WRITTEN TASK —
Gather every line in the records below that contains the word "name".

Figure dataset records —
-- start --

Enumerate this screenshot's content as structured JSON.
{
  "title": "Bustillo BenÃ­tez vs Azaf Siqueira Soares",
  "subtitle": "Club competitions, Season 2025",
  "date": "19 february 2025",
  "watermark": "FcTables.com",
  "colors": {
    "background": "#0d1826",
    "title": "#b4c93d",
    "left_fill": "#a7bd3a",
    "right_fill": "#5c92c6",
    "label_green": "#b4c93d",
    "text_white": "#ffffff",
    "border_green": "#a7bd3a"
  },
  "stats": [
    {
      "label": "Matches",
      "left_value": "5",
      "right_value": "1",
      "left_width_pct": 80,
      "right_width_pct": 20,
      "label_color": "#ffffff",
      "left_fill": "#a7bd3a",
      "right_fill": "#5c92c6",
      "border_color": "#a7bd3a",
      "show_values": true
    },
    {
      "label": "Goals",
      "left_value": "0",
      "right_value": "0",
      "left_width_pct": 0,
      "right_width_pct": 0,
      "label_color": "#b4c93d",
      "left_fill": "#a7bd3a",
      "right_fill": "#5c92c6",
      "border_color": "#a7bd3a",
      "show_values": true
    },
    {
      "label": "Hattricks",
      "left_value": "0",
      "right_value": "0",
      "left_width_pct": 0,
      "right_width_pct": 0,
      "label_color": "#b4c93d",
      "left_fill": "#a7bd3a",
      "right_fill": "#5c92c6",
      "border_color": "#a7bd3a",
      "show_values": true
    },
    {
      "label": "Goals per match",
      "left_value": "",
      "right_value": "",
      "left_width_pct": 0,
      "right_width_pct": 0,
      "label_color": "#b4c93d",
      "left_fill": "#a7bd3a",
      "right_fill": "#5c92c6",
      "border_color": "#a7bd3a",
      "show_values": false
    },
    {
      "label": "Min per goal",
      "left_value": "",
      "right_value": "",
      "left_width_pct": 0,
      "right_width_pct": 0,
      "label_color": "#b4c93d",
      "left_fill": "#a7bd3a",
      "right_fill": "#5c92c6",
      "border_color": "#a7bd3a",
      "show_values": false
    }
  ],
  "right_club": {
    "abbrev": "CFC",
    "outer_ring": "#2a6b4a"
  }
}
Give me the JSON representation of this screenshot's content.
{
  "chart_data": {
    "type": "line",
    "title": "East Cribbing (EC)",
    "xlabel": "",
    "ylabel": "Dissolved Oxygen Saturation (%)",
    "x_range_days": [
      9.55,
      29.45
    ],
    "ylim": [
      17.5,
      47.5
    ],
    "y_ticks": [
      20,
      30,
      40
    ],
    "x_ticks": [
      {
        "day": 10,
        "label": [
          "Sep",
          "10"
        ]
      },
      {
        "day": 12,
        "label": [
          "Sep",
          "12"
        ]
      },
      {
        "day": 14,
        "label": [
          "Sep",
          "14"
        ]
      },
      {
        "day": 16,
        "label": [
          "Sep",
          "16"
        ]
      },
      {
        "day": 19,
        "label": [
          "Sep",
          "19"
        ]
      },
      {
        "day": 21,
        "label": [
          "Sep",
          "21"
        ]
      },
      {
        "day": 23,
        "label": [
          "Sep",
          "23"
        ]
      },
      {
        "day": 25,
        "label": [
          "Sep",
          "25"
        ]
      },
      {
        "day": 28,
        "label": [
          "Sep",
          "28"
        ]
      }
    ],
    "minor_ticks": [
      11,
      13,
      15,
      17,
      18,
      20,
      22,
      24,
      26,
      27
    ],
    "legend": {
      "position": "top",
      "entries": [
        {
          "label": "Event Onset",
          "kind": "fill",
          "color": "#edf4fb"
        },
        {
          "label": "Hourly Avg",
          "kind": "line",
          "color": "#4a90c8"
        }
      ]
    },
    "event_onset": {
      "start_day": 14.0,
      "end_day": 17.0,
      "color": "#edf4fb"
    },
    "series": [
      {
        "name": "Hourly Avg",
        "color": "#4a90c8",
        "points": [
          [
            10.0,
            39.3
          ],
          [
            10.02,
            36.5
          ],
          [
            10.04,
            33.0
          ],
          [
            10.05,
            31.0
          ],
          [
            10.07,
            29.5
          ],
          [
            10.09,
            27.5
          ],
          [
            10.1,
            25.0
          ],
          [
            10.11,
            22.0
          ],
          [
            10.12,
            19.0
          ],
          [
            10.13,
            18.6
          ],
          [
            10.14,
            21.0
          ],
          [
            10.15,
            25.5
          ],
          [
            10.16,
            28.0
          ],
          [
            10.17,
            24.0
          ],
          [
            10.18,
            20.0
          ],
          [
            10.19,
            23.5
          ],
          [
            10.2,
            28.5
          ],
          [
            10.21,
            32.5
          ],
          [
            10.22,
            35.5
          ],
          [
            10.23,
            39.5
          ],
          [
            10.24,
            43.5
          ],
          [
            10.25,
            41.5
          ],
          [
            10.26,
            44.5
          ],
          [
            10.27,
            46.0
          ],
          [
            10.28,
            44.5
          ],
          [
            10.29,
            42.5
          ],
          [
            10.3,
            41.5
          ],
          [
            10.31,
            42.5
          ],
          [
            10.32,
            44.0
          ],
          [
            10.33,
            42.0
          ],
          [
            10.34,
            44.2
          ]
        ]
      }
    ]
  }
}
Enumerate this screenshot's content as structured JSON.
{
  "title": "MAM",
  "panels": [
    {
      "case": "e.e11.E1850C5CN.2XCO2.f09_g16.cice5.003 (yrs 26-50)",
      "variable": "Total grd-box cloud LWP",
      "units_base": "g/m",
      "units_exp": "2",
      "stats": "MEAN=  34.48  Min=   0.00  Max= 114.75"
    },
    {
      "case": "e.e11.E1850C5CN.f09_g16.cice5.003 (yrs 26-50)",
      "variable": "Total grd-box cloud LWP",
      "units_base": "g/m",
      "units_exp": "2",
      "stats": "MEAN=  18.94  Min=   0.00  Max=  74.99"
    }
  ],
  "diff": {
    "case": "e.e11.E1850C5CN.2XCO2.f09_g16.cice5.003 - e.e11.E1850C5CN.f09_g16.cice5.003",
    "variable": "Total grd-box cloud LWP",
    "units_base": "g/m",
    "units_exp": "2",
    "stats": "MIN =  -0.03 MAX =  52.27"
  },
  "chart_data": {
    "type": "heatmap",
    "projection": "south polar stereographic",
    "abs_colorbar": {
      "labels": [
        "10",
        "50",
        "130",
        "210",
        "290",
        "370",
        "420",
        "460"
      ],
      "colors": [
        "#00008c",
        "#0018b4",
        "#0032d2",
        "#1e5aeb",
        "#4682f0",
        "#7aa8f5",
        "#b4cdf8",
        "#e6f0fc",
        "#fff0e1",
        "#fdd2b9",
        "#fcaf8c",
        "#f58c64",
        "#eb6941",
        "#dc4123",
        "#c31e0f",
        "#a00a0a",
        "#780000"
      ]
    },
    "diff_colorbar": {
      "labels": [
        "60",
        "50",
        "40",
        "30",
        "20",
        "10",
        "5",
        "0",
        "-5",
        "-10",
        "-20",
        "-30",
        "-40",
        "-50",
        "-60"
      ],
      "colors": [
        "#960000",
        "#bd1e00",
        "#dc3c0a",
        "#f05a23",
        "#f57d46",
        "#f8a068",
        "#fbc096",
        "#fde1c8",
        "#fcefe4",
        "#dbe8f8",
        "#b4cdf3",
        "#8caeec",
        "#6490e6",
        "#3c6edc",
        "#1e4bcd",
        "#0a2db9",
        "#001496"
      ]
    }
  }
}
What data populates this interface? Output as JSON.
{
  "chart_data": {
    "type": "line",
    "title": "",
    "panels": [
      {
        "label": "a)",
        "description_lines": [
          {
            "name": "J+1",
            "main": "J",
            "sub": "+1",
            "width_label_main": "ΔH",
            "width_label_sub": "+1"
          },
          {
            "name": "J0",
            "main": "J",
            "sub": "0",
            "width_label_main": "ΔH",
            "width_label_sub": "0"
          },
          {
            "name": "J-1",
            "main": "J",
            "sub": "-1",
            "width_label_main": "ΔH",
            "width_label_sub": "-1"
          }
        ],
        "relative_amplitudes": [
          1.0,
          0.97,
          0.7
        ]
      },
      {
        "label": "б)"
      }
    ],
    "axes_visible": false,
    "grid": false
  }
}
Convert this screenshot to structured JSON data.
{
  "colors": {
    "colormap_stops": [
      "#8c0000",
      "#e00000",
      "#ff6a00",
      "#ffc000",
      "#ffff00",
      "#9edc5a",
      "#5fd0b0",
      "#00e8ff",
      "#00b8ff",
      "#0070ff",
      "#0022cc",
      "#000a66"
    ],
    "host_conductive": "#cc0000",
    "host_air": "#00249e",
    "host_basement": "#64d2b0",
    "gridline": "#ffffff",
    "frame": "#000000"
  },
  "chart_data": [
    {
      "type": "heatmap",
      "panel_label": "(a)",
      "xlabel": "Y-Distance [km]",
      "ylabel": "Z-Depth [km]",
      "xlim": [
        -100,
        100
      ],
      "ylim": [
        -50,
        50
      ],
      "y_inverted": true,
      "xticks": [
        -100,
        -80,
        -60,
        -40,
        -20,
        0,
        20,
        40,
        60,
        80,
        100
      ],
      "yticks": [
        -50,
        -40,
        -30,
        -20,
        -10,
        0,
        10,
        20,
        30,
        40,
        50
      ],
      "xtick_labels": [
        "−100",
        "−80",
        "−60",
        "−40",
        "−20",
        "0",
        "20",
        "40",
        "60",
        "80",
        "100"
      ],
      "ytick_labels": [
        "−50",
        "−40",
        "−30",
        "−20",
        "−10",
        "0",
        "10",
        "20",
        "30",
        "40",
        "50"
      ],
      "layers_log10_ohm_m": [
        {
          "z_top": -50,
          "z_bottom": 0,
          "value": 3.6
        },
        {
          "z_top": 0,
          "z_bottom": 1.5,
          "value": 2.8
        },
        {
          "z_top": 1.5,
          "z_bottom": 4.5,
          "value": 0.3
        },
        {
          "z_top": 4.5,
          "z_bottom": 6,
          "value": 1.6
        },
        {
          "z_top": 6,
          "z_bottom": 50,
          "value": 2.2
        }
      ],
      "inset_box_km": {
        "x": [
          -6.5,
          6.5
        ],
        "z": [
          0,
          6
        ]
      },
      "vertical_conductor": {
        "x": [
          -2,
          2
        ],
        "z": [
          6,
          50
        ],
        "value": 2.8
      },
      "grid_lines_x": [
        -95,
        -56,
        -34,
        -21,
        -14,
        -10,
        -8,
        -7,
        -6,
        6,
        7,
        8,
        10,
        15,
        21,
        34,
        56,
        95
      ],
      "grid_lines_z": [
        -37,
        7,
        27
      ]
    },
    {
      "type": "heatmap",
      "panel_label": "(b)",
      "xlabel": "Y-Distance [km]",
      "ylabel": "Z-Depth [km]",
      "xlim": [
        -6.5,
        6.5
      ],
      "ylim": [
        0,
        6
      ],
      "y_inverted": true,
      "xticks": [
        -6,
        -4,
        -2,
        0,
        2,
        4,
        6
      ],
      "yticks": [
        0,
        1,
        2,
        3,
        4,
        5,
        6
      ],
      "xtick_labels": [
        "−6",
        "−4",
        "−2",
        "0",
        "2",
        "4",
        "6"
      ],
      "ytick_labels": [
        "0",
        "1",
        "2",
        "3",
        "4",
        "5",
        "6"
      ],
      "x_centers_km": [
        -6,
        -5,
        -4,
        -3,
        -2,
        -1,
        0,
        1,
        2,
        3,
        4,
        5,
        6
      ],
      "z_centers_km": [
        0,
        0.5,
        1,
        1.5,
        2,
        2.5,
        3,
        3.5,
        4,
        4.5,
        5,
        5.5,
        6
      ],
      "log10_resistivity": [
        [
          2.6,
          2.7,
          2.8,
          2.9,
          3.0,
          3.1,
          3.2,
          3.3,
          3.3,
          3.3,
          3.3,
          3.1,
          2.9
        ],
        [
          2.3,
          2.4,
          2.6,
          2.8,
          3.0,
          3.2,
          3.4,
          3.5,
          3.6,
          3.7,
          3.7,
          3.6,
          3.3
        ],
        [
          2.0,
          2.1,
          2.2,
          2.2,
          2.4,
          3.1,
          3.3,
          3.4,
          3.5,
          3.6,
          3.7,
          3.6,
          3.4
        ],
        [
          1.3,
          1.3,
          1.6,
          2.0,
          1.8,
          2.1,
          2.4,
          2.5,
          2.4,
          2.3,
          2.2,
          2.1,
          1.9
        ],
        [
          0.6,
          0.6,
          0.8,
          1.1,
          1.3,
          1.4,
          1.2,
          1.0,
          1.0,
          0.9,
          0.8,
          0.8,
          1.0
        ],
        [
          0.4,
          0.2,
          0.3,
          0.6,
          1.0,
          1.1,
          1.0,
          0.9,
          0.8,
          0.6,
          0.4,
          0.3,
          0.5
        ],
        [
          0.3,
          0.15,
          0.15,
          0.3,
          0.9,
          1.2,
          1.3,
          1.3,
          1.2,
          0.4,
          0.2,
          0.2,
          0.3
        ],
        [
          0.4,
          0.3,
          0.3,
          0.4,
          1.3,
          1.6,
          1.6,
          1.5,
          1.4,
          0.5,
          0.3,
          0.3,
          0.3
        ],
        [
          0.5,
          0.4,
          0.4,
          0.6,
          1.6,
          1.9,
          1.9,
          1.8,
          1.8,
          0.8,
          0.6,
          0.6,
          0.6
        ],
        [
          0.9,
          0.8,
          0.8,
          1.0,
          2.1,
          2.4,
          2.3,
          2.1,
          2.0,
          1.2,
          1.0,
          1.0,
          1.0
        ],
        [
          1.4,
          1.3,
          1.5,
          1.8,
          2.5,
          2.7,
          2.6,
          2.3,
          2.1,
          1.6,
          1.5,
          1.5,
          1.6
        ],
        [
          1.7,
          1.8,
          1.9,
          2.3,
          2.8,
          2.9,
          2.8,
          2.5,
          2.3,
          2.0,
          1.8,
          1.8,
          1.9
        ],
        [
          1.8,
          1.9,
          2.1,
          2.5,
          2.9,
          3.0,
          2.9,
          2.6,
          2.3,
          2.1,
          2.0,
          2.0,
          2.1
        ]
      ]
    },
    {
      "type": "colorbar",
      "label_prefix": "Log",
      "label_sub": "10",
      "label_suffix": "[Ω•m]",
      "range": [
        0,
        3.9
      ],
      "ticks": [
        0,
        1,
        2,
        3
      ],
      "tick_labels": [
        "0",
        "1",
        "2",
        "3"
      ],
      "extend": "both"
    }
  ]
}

-- end --

EXERCISE RESPONSE —
        "name": "Hourly Avg",
            "name": "J+1",
            "name": "J0",
            "name": "J-1",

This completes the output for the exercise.